::: Stored rows :::

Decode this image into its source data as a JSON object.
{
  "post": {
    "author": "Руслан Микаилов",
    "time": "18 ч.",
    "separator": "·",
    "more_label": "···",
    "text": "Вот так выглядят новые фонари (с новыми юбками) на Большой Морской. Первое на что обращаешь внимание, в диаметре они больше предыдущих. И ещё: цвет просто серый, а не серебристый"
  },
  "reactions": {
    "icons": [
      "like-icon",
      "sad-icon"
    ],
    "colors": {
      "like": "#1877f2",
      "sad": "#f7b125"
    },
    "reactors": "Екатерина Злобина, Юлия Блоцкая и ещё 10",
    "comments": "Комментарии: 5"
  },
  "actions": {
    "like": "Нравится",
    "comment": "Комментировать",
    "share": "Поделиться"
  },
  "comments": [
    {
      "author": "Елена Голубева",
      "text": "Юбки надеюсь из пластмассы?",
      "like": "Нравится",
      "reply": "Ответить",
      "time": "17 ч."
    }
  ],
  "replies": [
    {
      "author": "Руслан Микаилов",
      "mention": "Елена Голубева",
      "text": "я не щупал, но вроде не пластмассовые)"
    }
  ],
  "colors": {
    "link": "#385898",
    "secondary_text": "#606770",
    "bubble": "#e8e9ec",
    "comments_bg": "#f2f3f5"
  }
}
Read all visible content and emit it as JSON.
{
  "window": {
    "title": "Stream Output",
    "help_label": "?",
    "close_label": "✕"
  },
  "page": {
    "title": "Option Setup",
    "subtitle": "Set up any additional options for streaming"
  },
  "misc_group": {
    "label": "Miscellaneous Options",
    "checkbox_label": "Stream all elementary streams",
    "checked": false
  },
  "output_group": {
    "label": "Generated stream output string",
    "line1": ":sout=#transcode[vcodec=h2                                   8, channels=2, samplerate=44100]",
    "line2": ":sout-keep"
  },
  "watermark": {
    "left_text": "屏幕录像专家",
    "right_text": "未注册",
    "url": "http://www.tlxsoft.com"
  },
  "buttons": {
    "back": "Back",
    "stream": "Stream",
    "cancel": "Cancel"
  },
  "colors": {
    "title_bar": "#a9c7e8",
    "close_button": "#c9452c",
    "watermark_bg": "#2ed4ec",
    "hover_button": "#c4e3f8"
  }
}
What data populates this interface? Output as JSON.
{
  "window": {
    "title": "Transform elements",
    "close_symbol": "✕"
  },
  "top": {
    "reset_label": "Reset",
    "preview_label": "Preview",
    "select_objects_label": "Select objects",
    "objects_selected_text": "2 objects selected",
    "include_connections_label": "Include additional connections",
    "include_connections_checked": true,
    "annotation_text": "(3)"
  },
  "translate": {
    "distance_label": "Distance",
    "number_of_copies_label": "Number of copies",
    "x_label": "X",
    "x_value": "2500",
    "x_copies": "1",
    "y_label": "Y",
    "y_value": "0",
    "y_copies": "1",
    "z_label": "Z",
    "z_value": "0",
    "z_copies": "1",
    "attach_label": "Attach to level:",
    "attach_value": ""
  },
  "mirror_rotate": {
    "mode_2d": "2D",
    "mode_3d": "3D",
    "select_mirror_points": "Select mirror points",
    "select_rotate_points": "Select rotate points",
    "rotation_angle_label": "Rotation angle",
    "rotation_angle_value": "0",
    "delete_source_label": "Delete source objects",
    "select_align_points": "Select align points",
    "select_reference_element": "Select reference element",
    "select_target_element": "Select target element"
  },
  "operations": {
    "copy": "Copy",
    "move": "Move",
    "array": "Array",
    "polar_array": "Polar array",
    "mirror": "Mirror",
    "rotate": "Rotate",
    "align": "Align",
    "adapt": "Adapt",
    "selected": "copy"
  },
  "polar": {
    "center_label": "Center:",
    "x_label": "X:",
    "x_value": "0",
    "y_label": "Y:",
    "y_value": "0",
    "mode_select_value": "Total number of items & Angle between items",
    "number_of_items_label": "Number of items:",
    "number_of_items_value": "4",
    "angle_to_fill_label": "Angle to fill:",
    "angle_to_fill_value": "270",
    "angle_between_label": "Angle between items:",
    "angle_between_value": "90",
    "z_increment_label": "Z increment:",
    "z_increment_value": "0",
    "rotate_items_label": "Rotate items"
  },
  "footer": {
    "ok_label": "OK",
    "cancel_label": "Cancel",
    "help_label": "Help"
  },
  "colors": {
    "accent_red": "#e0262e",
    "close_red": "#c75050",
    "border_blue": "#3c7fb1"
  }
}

:::

[Your objective] What is needed here is an exact reproduction of all the entries.

[Response]
Decode this image into its source data as a JSON object.
{
  "post": {
    "author": "Руслан Микаилов",
    "time": "18 ч.",
    "separator": "·",
    "more_label": "···",
    "text": "Вот так выглядят новые фонари (с новыми юбками) на Большой Морской. Первое на что обращаешь внимание, в диаметре они больше предыдущих. И ещё: цвет просто серый, а не серебристый"
  },
  "reactions": {
    "icons": [
      "like-icon",
      "sad-icon"
    ],
    "colors": {
      "like": "#1877f2",
      "sad": "#f7b125"
    },
    "reactors": "Екатерина Злобина, Юлия Блоцкая и ещё 10",
    "comments": "Комментарии: 5"
  },
  "actions": {
    "like": "Нравится",
    "comment": "Комментировать",
    "share": "Поделиться"
  },
  "comments": [
    {
      "author": "Елена Голубева",
      "text": "Юбки надеюсь из пластмассы?",
      "like": "Нравится",
      "reply": "Ответить",
      "time": "17 ч."
    }
  ],
  "replies": [
    {
      "author": "Руслан Микаилов",
      "mention": "Елена Голубева",
      "text": "я не щупал, но вроде не пластмассовые)"
    }
  ],
  "colors": {
    "link": "#385898",
    "secondary_text": "#606770",
    "bubble": "#e8e9ec",
    "comments_bg": "#f2f3f5"
  }
}
Read all visible content and emit it as JSON.
{
  "window": {
    "title": "Stream Output",
    "help_label": "?",
    "close_label": "✕"
  },
  "page": {
    "title": "Option Setup",
    "subtitle": "Set up any additional options for streaming"
  },
  "misc_group": {
    "label": "Miscellaneous Options",
    "checkbox_label": "Stream all elementary streams",
    "checked": false
  },
  "output_group": {
    "label": "Generated stream output string",
    "line1": ":sout=#transcode[vcodec=h2                                   8, channels=2, samplerate=44100]",
    "line2": ":sout-keep"
  },
  "watermark": {
    "left_text": "屏幕录像专家",
    "right_text": "未注册",
    "url": "http://www.tlxsoft.com"
  },
  "buttons": {
    "back": "Back",
    "stream": "Stream",
    "cancel": "Cancel"
  },
  "colors": {
    "title_bar": "#a9c7e8",
    "close_button": "#c9452c",
    "watermark_bg": "#2ed4ec",
    "hover_button": "#c4e3f8"
  }
}
What data populates this interface? Output as JSON.
{
  "window": {
    "title": "Transform elements",
    "close_symbol": "✕"
  },
  "top": {
    "reset_label": "Reset",
    "preview_label": "Preview",
    "select_objects_label": "Select objects",
    "objects_selected_text": "2 objects selected",
    "include_connections_label": "Include additional connections",
    "include_connections_checked": true,
    "annotation_text": "(3)"
  },
  "translate": {
    "distance_label": "Distance",
    "number_of_copies_label": "Number of copies",
    "x_label": "X",
    "x_value": "2500",
    "x_copies": "1",
    "y_label": "Y",
    "y_value": "0",
    "y_copies": "1",
    "z_label": "Z",
    "z_value": "0",
    "z_copies": "1",
    "attach_label": "Attach to level:",
    "attach_value": ""
  },
  "mirror_rotate": {
    "mode_2d": "2D",
    "mode_3d": "3D",
    "select_mirror_points": "Select mirror points",
    "select_rotate_points": "Select rotate points",
    "rotation_angle_label": "Rotation angle",
    "rotation_angle_value": "0",
    "delete_source_label": "Delete source objects",
    "select_align_points": "Select align points",
    "select_reference_element": "Select reference element",
    "select_target_element": "Select target element"
  },
  "operations": {
    "copy": "Copy",
    "move": "Move",
    "array": "Array",
    "polar_array": "Polar array",
    "mirror": "Mirror",
    "rotate": "Rotate",
    "align": "Align",
    "adapt": "Adapt",
    "selected": "copy"
  },
  "polar": {
    "center_label": "Center:",
    "x_label": "X:",
    "x_value": "0",
    "y_label": "Y:",
    "y_value": "0",
    "mode_select_value": "Total number of items & Angle between items",
    "number_of_items_label": "Number of items:",
    "number_of_items_value": "4",
    "angle_to_fill_label": "Angle to fill:",
    "angle_to_fill_value": "270",
    "angle_between_label": "Angle between items:",
    "angle_between_value": "90",
    "z_increment_label": "Z increment:",
    "z_increment_value": "0",
    "rotate_items_label": "Rotate items"
  },
  "footer": {
    "ok_label": "OK",
    "cancel_label": "Cancel",
    "help_label": "Help"
  },
  "colors": {
    "accent_red": "#e0262e",
    "close_red": "#c75050",
    "border_blue": "#3c7fb1"
  }
}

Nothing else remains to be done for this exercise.